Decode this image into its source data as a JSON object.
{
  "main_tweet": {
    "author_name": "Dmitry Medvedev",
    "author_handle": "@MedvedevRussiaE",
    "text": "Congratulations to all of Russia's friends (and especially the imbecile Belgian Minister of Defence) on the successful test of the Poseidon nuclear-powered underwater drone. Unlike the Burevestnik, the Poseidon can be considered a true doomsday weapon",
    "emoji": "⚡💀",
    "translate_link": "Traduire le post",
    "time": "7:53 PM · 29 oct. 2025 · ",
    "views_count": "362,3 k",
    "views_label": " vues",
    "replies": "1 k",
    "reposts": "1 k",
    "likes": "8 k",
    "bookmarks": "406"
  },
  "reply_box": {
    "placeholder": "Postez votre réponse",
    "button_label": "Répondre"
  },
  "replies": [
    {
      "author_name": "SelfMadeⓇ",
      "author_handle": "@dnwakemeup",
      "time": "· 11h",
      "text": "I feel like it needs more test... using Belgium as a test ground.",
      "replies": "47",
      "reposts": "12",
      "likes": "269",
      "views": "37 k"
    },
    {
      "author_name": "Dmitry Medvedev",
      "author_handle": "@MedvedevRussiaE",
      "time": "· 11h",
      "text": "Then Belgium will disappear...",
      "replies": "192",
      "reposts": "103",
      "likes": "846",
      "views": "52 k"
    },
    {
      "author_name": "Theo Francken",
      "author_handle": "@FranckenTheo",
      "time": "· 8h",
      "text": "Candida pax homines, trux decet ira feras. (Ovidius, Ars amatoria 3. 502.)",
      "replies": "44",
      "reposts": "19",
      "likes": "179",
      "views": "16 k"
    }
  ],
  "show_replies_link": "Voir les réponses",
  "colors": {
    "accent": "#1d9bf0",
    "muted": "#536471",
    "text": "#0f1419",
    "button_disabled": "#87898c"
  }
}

● ● ● ● ● ● ●

* INSTRUCTIONS TO FOLLOW *
Return from the data every line that holds "text".

* OUTPUT *
    "text": "Congratulations to all of Russia's friends (and especially the imbecile Belgian Minister of Defence) on the successful test of the Poseidon nuclear-powered underwater drone. Unlike the Burevestnik, the Poseidon can be considered a true doomsday weapon",
      "text": "I feel like it needs more test... using Belgium as a test ground.",
      "text": "Then Belgium will disappear...",
      "text": "Candida pax homines, trux decet ira feras. (Ovidius, Ars amatoria 3. 502.)",
    "text": "#0f1419",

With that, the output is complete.